-- START OF EXCERPTED RECORDS --

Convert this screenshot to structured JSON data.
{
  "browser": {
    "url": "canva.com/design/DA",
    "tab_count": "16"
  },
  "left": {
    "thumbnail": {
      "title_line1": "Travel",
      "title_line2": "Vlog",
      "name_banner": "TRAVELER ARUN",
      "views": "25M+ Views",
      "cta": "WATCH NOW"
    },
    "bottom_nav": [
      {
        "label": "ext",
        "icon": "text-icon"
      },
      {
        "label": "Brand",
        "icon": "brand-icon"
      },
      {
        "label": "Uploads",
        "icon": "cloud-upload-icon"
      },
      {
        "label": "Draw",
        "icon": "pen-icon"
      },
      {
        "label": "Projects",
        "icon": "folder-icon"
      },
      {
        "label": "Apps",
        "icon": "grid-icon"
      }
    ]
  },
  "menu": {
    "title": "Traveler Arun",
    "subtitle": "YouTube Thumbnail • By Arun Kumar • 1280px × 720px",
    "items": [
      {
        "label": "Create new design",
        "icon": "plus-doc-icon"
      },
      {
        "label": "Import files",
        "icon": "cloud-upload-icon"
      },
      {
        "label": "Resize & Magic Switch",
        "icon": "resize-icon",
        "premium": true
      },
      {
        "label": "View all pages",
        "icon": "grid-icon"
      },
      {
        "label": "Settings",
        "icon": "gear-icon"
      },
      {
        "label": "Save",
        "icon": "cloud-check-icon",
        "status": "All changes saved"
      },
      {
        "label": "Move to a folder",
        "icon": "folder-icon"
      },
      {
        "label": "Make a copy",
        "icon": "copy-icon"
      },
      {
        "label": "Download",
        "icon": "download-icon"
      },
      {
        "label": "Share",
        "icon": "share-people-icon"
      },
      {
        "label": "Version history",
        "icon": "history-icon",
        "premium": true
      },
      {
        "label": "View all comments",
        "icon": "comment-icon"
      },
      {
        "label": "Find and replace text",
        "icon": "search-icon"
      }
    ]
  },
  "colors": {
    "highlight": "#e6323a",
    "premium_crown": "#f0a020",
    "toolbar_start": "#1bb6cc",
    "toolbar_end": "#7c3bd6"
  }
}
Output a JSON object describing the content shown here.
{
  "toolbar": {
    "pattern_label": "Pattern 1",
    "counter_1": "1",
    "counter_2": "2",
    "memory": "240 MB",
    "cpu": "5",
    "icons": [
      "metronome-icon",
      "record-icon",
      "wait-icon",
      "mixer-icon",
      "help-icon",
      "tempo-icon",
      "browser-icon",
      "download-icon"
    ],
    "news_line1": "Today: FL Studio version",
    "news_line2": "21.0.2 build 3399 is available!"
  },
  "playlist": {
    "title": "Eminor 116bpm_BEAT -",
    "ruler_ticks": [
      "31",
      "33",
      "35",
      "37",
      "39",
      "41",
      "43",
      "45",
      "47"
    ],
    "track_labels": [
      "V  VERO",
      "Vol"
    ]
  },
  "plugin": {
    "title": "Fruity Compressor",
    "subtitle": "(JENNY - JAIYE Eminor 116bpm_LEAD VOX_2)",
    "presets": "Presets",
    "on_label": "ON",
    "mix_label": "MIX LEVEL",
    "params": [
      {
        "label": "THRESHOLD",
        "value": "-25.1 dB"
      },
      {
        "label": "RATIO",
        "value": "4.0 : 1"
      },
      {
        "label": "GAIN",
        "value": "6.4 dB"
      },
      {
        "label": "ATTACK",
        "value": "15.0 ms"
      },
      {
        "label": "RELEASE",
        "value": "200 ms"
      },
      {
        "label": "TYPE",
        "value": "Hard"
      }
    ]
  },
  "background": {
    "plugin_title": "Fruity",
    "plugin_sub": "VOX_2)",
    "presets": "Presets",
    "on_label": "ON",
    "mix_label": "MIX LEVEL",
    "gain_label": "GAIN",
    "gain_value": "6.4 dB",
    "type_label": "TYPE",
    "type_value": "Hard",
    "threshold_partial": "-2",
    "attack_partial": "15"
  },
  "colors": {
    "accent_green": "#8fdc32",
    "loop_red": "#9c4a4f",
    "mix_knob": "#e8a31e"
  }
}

-- END OF EXCERPTED RECORDS --

▸ YOUR GOAL
All of the material must be reproduced exactly.

▸ ANSWER TO THE PROBLEM
Convert this screenshot to structured JSON data.
{
  "browser": {
    "url": "canva.com/design/DA",
    "tab_count": "16"
  },
  "left": {
    "thumbnail": {
      "title_line1": "Travel",
      "title_line2": "Vlog",
      "name_banner": "TRAVELER ARUN",
      "views": "25M+ Views",
      "cta": "WATCH NOW"
    },
    "bottom_nav": [
      {
        "label": "ext",
        "icon": "text-icon"
      },
      {
        "label": "Brand",
        "icon": "brand-icon"
      },
      {
        "label": "Uploads",
        "icon": "cloud-upload-icon"
      },
      {
        "label": "Draw",
        "icon": "pen-icon"
      },
      {
        "label": "Projects",
        "icon": "folder-icon"
      },
      {
        "label": "Apps",
        "icon": "grid-icon"
      }
    ]
  },
  "menu": {
    "title": "Traveler Arun",
    "subtitle": "YouTube Thumbnail • By Arun Kumar • 1280px × 720px",
    "items": [
      {
        "label": "Create new design",
        "icon": "plus-doc-icon"
      },
      {
        "label": "Import files",
        "icon": "cloud-upload-icon"
      },
      {
        "label": "Resize & Magic Switch",
        "icon": "resize-icon",
        "premium": true
      },
      {
        "label": "View all pages",
        "icon": "grid-icon"
      },
      {
        "label": "Settings",
        "icon": "gear-icon"
      },
      {
        "label": "Save",
        "icon": "cloud-check-icon",
        "status": "All changes saved"
      },
      {
        "label": "Move to a folder",
        "icon": "folder-icon"
      },
      {
        "label": "Make a copy",
        "icon": "copy-icon"
      },
      {
        "label": "Download",
        "icon": "download-icon"
      },
      {
        "label": "Share",
        "icon": "share-people-icon"
      },
      {
        "label": "Version history",
        "icon": "history-icon",
        "premium": true
      },
      {
        "label": "View all comments",
        "icon": "comment-icon"
      },
      {
        "label": "Find and replace text",
        "icon": "search-icon"
      }
    ]
  },
  "colors": {
    "highlight": "#e6323a",
    "premium_crown": "#f0a020",
    "toolbar_start": "#1bb6cc",
    "toolbar_end": "#7c3bd6"
  }
}
Output a JSON object describing the content shown here.
{
  "toolbar": {
    "pattern_label": "Pattern 1",
    "counter_1": "1",
    "counter_2": "2",
    "memory": "240 MB",
    "cpu": "5",
    "icons": [
      "metronome-icon",
      "record-icon",
      "wait-icon",
      "mixer-icon",
      "help-icon",
      "tempo-icon",
      "browser-icon",
      "download-icon"
    ],
    "news_line1": "Today: FL Studio version",
    "news_line2": "21.0.2 build 3399 is available!"
  },
  "playlist": {
    "title": "Eminor 116bpm_BEAT -",
    "ruler_ticks": [
      "31",
      "33",
      "35",
      "37",
      "39",
      "41",
      "43",
      "45",
      "47"
    ],
    "track_labels": [
      "V  VERO",
      "Vol"
    ]
  },
  "plugin": {
    "title": "Fruity Compressor",
    "subtitle": "(JENNY - JAIYE Eminor 116bpm_LEAD VOX_2)",
    "presets": "Presets",
    "on_label": "ON",
    "mix_label": "MIX LEVEL",
    "params": [
      {
        "label": "THRESHOLD",
        "value": "-25.1 dB"
      },
      {
        "label": "RATIO",
        "value": "4.0 : 1"
      },
      {
        "label": "GAIN",
        "value": "6.4 dB"
      },
      {
        "label": "ATTACK",
        "value": "15.0 ms"
      },
      {
        "label": "RELEASE",
        "value": "200 ms"
      },
      {
        "label": "TYPE",
        "value": "Hard"
      }
    ]
  },
  "background": {
    "plugin_title": "Fruity",
    "plugin_sub": "VOX_2)",
    "presets": "Presets",
    "on_label": "ON",
    "mix_label": "MIX LEVEL",
    "gain_label": "GAIN",
    "gain_value": "6.4 dB",
    "type_label": "TYPE",
    "type_value": "Hard",
    "threshold_partial": "-2",
    "attack_partial": "15"
  },
  "colors": {
    "accent_green": "#8fdc32",
    "loop_red": "#9c4a4f",
    "mix_knob": "#e8a31e"
  }
}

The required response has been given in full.